### Data records
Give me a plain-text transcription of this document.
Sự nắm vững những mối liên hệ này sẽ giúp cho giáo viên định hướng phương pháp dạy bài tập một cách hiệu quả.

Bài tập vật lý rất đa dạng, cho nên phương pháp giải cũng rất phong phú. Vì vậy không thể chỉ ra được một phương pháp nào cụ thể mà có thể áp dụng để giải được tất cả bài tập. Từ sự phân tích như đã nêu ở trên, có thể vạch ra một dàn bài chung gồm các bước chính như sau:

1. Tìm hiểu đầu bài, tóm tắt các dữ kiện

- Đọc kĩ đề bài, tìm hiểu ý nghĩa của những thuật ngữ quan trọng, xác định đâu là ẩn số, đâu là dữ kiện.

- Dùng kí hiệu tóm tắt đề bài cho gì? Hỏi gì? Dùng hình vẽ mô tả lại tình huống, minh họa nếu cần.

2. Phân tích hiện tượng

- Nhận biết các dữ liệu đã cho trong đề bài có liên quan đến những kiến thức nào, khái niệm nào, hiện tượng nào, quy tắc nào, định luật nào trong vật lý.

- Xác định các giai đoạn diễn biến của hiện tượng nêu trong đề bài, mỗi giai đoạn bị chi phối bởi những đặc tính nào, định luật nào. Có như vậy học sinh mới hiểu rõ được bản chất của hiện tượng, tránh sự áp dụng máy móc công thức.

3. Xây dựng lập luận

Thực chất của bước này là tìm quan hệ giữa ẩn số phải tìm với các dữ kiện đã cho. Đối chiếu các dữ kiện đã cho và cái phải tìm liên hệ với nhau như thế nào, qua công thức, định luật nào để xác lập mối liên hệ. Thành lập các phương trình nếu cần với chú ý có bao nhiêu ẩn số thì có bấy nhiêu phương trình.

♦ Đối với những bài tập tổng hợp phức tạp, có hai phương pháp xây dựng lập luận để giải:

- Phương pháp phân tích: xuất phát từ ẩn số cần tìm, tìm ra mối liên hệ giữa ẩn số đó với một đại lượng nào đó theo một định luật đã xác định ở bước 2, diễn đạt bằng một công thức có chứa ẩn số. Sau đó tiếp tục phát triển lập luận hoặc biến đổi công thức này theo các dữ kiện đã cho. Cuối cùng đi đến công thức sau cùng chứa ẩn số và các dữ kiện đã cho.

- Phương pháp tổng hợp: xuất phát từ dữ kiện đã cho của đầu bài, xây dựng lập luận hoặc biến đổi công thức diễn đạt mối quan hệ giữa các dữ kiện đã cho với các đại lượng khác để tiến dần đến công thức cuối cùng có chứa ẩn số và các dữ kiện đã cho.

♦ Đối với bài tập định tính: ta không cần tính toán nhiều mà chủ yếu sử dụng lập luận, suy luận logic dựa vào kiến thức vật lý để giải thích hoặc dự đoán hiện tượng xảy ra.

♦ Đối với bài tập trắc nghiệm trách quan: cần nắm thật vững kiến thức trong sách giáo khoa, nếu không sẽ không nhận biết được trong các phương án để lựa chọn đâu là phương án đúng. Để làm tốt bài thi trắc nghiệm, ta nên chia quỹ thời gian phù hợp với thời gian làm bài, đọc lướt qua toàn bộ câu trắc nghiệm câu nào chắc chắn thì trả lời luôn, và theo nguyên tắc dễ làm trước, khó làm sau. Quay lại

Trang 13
==
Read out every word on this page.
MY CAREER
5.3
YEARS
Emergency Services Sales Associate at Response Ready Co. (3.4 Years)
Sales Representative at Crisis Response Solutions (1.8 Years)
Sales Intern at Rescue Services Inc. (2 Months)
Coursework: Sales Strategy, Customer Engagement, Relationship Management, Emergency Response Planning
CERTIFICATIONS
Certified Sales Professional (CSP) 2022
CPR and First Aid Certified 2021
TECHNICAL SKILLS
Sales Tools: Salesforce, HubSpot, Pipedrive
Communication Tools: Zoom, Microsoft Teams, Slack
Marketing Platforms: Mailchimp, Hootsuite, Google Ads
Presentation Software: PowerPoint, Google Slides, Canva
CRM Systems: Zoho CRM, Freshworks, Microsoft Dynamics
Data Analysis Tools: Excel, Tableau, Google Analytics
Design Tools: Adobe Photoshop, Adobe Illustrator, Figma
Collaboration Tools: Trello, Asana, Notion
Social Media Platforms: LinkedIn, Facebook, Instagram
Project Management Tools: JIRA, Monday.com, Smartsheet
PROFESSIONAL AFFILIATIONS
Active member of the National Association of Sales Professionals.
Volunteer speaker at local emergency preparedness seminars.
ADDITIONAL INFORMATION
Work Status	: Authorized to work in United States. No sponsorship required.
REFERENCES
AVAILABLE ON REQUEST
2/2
==
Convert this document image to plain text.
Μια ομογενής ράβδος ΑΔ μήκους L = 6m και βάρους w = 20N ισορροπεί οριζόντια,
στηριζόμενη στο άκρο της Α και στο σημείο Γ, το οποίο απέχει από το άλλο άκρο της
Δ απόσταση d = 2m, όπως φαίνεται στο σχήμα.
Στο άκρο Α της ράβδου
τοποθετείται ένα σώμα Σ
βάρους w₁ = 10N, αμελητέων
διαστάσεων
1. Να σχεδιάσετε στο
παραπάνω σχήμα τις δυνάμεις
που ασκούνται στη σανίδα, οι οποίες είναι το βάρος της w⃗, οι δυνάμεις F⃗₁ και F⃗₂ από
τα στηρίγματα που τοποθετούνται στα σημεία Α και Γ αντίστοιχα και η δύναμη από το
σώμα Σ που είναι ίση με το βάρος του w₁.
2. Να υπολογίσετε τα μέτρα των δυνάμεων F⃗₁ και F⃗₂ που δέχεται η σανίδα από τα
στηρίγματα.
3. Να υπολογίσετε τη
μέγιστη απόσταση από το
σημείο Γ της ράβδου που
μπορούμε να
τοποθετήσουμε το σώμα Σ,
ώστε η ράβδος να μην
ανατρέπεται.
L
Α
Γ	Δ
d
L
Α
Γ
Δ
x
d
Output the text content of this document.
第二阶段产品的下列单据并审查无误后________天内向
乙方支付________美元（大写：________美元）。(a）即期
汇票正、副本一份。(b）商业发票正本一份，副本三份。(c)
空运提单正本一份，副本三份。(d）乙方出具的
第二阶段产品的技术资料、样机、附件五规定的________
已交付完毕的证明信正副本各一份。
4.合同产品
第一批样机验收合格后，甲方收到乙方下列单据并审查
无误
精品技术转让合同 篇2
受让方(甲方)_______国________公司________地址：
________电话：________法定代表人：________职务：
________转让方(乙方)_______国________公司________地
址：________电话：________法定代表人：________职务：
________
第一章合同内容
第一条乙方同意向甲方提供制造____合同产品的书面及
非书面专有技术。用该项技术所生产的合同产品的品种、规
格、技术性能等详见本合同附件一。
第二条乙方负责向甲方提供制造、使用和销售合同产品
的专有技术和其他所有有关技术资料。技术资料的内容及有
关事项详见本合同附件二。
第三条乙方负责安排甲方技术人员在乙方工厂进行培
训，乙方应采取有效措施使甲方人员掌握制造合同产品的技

### Your objective
Select and copy every line of the material that holds the string "biến".

### Answer in full
- Xác định các giai đoạn diễn biến của hiện tượng nêu trong đề bài, mỗi giai đoạn bị chi phối bởi những đặc tính nào, định luật nào. Có như vậy học sinh mới hiểu rõ được bản chất của hiện tượng, tránh sự áp dụng máy móc công thức.
- Phương pháp phân tích: xuất phát từ ẩn số cần tìm, tìm ra mối liên hệ giữa ẩn số đó với một đại lượng nào đó theo một định luật đã xác định ở bước 2, diễn đạt bằng một công thức có chứa ẩn số. Sau đó tiếp tục phát triển lập luận hoặc biến đổi công thức này theo các dữ kiện đã cho. Cuối cùng đi đến công thức sau cùng chứa ẩn số và các dữ kiện đã cho.
- Phương pháp tổng hợp: xuất phát từ dữ kiện đã cho của đầu bài, xây dựng lập luận hoặc biến đổi công thức diễn đạt mối quan hệ giữa các dữ kiện đã cho với các đại lượng khác để tiến dần đến công thức cuối cùng có chứa ẩn số và các dữ kiện đã cho.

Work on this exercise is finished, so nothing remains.